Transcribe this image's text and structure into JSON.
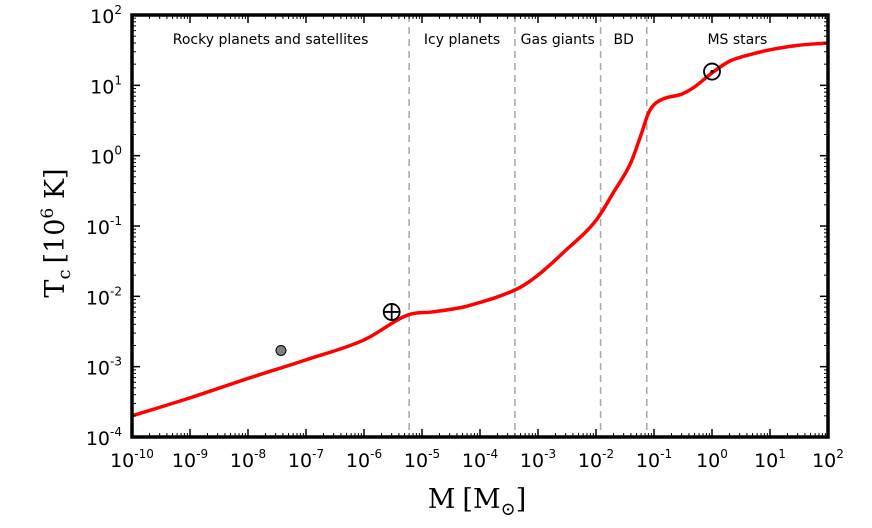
{
  "chart_data": {
    "type": "line",
    "title": "",
    "xlabel": "M [M⊙]",
    "xlabel_main": "M",
    "xlabel_unit": "M",
    "xlabel_unit_sub": "⊙",
    "ylabel": "Tc [10^6 K]",
    "ylabel_main": "T",
    "ylabel_sub": "c",
    "ylabel_unit_pre": "[10",
    "ylabel_unit_exp": "6",
    "ylabel_unit_post": " K]",
    "xscale": "log",
    "yscale": "log",
    "xlim": [
      1e-10,
      100
    ],
    "ylim": [
      0.0001,
      100
    ],
    "grid": false,
    "colors": {
      "curve": "#ff0000",
      "dividers": "#aaaaaa",
      "marker_fill": "#808080"
    },
    "x_ticks": [
      {
        "base": "10",
        "exp": "-10",
        "value": 1e-10
      },
      {
        "base": "10",
        "exp": "-9",
        "value": 1e-09
      },
      {
        "base": "10",
        "exp": "-8",
        "value": 1e-08
      },
      {
        "base": "10",
        "exp": "-7",
        "value": 1e-07
      },
      {
        "base": "10",
        "exp": "-6",
        "value": 1e-06
      },
      {
        "base": "10",
        "exp": "-5",
        "value": 1e-05
      },
      {
        "base": "10",
        "exp": "-4",
        "value": 0.0001
      },
      {
        "base": "10",
        "exp": "-3",
        "value": 0.001
      },
      {
        "base": "10",
        "exp": "-2",
        "value": 0.01
      },
      {
        "base": "10",
        "exp": "-1",
        "value": 0.1
      },
      {
        "base": "10",
        "exp": "0",
        "value": 1
      },
      {
        "base": "10",
        "exp": "1",
        "value": 10
      },
      {
        "base": "10",
        "exp": "2",
        "value": 100
      }
    ],
    "y_ticks": [
      {
        "base": "10",
        "exp": "-4",
        "value": 0.0001
      },
      {
        "base": "10",
        "exp": "-3",
        "value": 0.001
      },
      {
        "base": "10",
        "exp": "-2",
        "value": 0.01
      },
      {
        "base": "10",
        "exp": "-1",
        "value": 0.1
      },
      {
        "base": "10",
        "exp": "0",
        "value": 1
      },
      {
        "base": "10",
        "exp": "1",
        "value": 10
      },
      {
        "base": "10",
        "exp": "2",
        "value": 100
      }
    ],
    "series": [
      {
        "x": [
          1e-10,
          1e-09,
          1e-08,
          1e-07,
          1e-06,
          6e-06,
          1.5e-05,
          5e-05,
          0.0001,
          0.0002,
          0.0005,
          0.001,
          0.003,
          0.01,
          0.02,
          0.04,
          0.06,
          0.08,
          0.1,
          0.15,
          0.3,
          0.5,
          1,
          2,
          5,
          10,
          30,
          100
        ],
        "y": [
          0.0002,
          0.00036,
          0.00068,
          0.00125,
          0.0024,
          0.0055,
          0.006,
          0.007,
          0.0082,
          0.0098,
          0.0135,
          0.02,
          0.045,
          0.12,
          0.3,
          0.8,
          2.0,
          4.0,
          5.3,
          6.5,
          7.5,
          9.5,
          15,
          22,
          28,
          32,
          37,
          40
        ]
      }
    ],
    "regions": [
      {
        "label": "Rocky planets and satellites",
        "x_range": [
          1e-10,
          6e-06
        ]
      },
      {
        "label": "Icy planets",
        "x_range": [
          6e-06,
          0.0004
        ]
      },
      {
        "label": "Gas giants",
        "x_range": [
          0.0004,
          0.012
        ]
      },
      {
        "label": "BD",
        "x_range": [
          0.012,
          0.075
        ]
      },
      {
        "label": "MS stars",
        "x_range": [
          0.075,
          100
        ]
      }
    ],
    "divider_x": [
      6e-06,
      0.0004,
      0.012,
      0.075
    ],
    "markers": [
      {
        "symbol": "filled-circle",
        "x": 3.7e-08,
        "y": 0.0017
      },
      {
        "symbol": "earth",
        "x": 3e-06,
        "y": 0.006
      },
      {
        "symbol": "sun",
        "x": 1,
        "y": 15.7
      }
    ]
  }
}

> **Directions**
Search the entries for the word "planets" and gather every line where it appears.

> **Reply to the task**
        "label": "Rocky planets and satellites",
        "label": "Icy planets",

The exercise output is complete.